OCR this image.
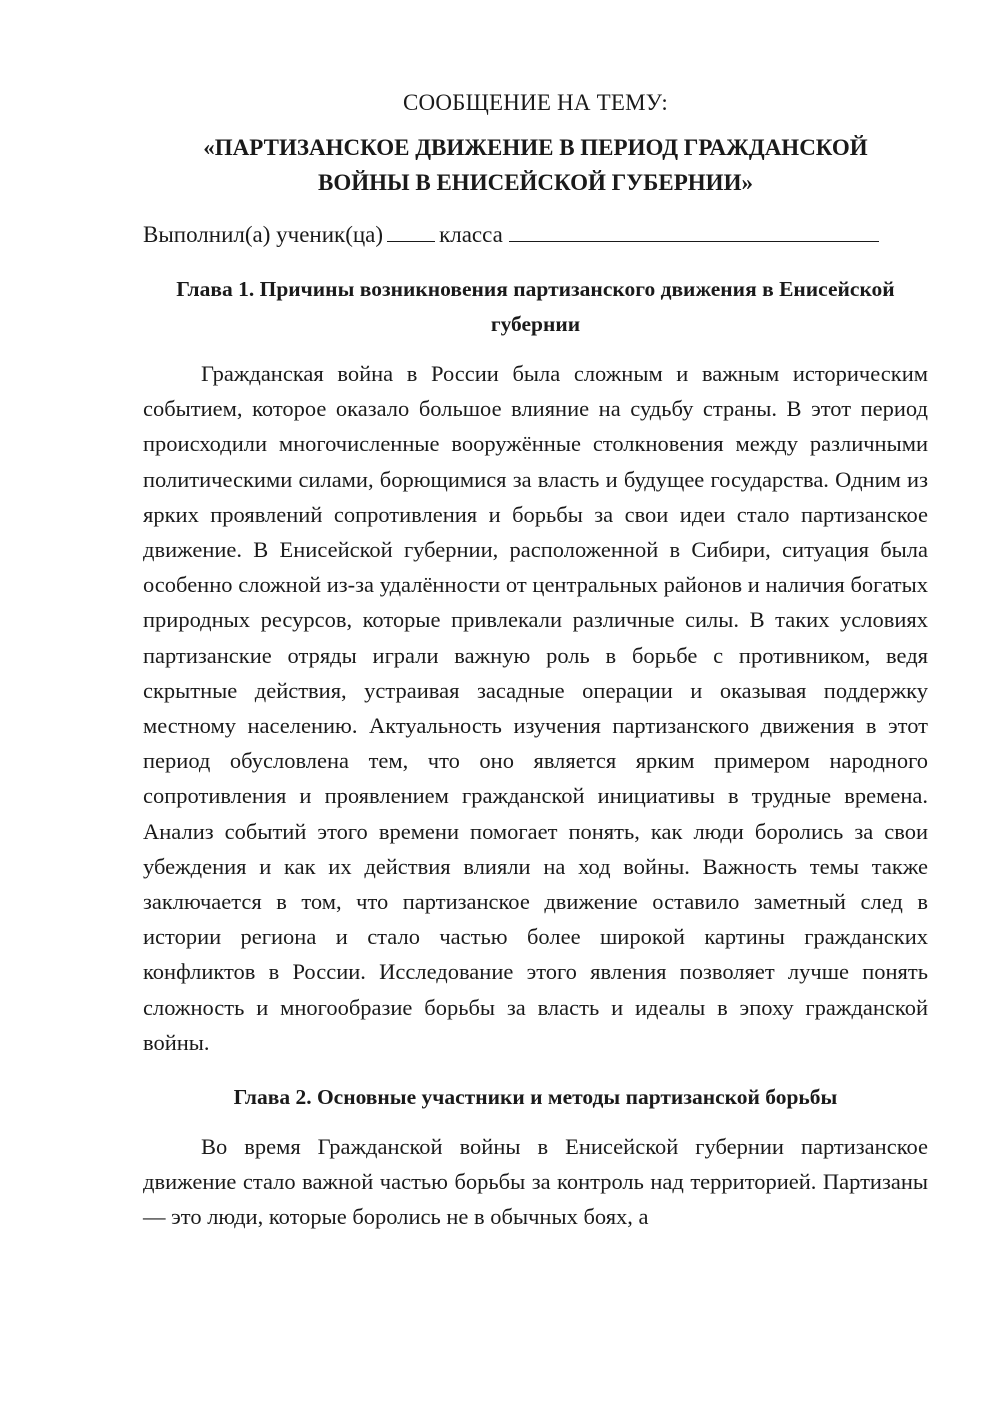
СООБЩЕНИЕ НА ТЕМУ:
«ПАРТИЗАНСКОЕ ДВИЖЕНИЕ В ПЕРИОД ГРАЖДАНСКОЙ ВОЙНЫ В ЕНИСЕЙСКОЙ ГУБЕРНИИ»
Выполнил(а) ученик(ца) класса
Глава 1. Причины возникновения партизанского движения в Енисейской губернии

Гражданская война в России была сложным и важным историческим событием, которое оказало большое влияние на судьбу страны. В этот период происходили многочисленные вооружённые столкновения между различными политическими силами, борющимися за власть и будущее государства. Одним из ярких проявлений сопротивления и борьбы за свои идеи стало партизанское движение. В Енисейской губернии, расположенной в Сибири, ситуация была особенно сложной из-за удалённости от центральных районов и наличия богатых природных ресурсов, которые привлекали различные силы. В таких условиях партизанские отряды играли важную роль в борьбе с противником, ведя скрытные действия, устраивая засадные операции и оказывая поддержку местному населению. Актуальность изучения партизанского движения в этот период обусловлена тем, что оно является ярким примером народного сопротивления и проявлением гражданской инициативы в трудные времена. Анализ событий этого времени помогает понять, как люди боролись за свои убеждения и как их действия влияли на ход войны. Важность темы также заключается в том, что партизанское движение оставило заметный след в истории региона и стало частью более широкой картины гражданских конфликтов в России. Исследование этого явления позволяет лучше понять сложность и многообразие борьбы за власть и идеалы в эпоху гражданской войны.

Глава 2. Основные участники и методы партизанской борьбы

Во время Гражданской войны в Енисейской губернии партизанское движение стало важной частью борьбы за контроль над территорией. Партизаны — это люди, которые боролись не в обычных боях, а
---*---
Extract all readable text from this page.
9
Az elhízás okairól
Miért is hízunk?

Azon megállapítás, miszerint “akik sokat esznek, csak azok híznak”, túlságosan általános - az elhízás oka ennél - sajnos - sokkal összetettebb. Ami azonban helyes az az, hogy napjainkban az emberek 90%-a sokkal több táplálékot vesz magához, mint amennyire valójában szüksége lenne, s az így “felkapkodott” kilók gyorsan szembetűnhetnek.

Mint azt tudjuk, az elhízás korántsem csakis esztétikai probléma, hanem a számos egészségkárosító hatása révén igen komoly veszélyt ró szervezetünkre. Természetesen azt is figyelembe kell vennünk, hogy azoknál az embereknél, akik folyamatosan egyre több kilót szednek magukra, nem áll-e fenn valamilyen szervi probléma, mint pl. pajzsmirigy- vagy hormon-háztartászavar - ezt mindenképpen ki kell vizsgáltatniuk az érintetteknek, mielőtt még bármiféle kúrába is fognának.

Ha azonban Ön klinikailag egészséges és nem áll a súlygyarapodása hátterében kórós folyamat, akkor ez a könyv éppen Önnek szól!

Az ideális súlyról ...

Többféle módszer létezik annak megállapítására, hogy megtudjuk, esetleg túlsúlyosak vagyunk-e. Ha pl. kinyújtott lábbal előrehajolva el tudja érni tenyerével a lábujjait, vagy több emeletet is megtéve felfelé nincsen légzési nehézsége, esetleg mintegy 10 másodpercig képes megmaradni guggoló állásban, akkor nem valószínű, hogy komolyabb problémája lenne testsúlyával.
---*---
▸ **What is asked**
Extract, from the material above, each line holding the word "vagy".

▸ **Complete output**
Mint azt tudjuk, az elhízás korántsem csakis esztétikai probléma, hanem a számos egészségkárosító hatása révén igen komoly veszélyt ró szervezetünkre. Természetesen azt is figyelembe kell vennünk, hogy azoknál az embereknél, akik folyamatosan egyre több kilót szednek magukra, nem áll-e fenn valamilyen szervi probléma, mint pl. pajzsmirigy- vagy hormon-háztartászavar - ezt mindenképpen ki kell vizsgáltatniuk az érintetteknek, mielőtt még bármiféle kúrába is fognának.
Többféle módszer létezik annak megállapítására, hogy megtudjuk, esetleg túlsúlyosak vagyunk-e. Ha pl. kinyújtott lábbal előrehajolva el tudja érni tenyerével a lábujjait, vagy több emeletet is megtéve felfelé nincsen légzési nehézsége, esetleg mintegy 10 másodpercig képes megmaradni guggoló állásban, akkor nem valószínű, hogy komolyabb problémája lenne testsúlyával.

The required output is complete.